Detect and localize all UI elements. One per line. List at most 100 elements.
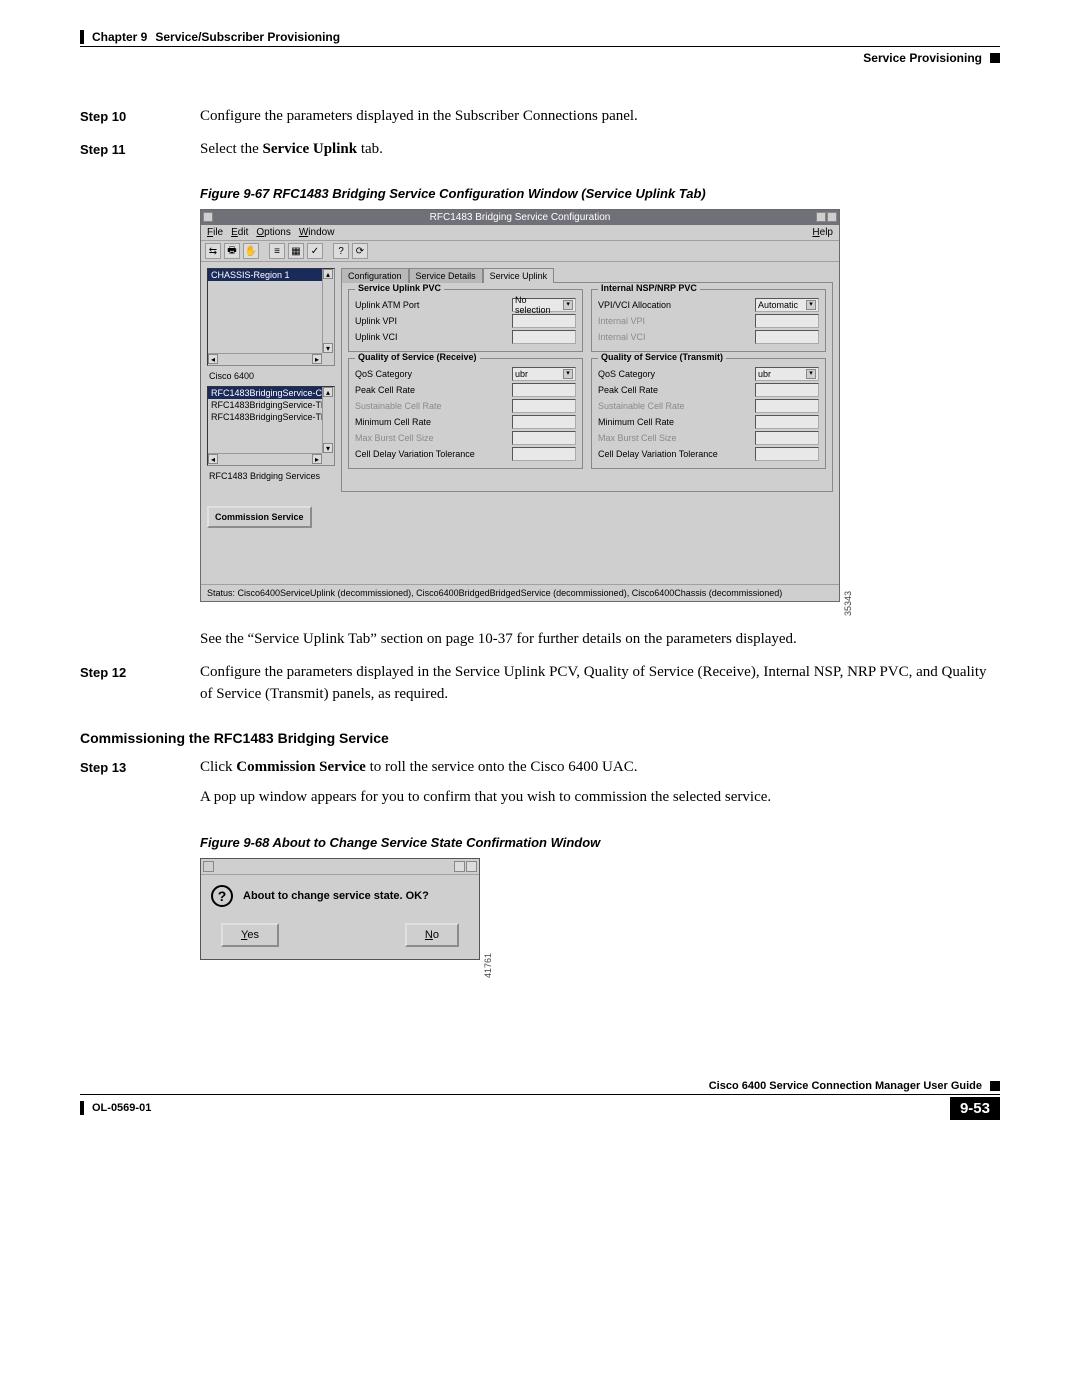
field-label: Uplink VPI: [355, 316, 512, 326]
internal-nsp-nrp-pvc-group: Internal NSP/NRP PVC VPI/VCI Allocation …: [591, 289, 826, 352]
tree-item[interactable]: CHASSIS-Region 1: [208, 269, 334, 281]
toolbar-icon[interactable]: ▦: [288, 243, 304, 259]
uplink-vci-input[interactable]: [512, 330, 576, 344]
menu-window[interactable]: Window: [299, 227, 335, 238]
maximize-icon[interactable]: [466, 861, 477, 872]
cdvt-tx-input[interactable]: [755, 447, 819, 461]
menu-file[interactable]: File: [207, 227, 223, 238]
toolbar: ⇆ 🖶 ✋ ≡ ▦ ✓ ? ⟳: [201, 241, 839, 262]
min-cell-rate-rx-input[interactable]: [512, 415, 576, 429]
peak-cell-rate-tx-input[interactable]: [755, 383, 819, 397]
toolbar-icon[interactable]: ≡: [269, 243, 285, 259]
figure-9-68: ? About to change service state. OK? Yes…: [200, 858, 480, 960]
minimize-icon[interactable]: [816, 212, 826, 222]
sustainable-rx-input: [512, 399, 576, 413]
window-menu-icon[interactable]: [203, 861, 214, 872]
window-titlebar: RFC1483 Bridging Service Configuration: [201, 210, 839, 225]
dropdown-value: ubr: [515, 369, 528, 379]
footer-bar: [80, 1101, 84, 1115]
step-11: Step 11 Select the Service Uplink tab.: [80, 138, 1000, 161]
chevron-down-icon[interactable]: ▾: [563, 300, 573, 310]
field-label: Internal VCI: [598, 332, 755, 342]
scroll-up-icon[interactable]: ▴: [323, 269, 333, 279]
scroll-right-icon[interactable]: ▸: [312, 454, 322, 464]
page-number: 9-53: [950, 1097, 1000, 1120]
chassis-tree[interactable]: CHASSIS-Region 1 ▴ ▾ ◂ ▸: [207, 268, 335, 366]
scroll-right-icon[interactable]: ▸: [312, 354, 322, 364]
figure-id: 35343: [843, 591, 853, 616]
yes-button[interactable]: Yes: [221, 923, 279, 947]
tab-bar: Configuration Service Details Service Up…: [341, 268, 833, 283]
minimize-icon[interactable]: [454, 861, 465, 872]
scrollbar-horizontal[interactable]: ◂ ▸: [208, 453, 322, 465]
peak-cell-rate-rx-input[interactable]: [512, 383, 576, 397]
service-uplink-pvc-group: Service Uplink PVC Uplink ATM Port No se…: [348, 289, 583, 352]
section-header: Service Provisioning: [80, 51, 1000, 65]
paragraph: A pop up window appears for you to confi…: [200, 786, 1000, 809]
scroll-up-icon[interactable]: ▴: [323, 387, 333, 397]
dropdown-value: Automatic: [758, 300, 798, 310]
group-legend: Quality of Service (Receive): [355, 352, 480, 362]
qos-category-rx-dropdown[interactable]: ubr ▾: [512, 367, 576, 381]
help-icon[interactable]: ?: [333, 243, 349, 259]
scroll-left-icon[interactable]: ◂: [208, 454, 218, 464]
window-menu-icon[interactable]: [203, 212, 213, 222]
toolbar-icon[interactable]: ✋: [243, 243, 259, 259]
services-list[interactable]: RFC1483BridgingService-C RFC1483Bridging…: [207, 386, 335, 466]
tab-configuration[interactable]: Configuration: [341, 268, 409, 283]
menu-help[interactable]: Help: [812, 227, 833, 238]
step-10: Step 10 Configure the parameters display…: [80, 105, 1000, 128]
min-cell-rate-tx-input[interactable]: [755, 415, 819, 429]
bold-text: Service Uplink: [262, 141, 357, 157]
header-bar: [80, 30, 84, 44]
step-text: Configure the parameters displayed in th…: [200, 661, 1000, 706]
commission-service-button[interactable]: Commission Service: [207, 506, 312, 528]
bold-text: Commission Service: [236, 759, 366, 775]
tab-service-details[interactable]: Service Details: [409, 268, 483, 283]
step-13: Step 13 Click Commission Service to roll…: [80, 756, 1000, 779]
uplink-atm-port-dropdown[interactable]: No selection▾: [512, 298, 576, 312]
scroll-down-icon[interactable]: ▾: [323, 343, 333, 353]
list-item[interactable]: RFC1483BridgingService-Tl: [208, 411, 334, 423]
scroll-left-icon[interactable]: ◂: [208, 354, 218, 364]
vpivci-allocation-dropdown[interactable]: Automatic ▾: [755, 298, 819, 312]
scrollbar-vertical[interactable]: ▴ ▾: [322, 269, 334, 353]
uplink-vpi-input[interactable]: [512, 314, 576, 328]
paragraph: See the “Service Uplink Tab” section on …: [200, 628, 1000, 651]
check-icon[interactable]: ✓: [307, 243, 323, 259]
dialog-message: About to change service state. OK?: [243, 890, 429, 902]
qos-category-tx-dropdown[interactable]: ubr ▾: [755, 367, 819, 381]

----------

## THE PROBLEM
Take the part of the material that opens with the line containing "field-label: Uplink VPI: [355, 316, 512, 326]" and closes with the line containing "maximize-icon[interactable]: [466, 861, 477, 872]", and write out only those lines again with "Region 1" renamed to "Region 2" and everything else left unchanged.

## FULL OUTPUT
field-label: Uplink VPI: [355, 316, 512, 326]
internal-nsp-nrp-pvc-group: Internal NSP/NRP PVC VPI/VCI Allocation …: [591, 289, 826, 352]
tree-item[interactable]: CHASSIS-Region 2: [208, 269, 334, 281]
toolbar-icon[interactable]: ▦: [288, 243, 304, 259]
uplink-vci-input[interactable]: [512, 330, 576, 344]
menu-window[interactable]: Window: [299, 227, 335, 238]
maximize-icon[interactable]: [466, 861, 477, 872]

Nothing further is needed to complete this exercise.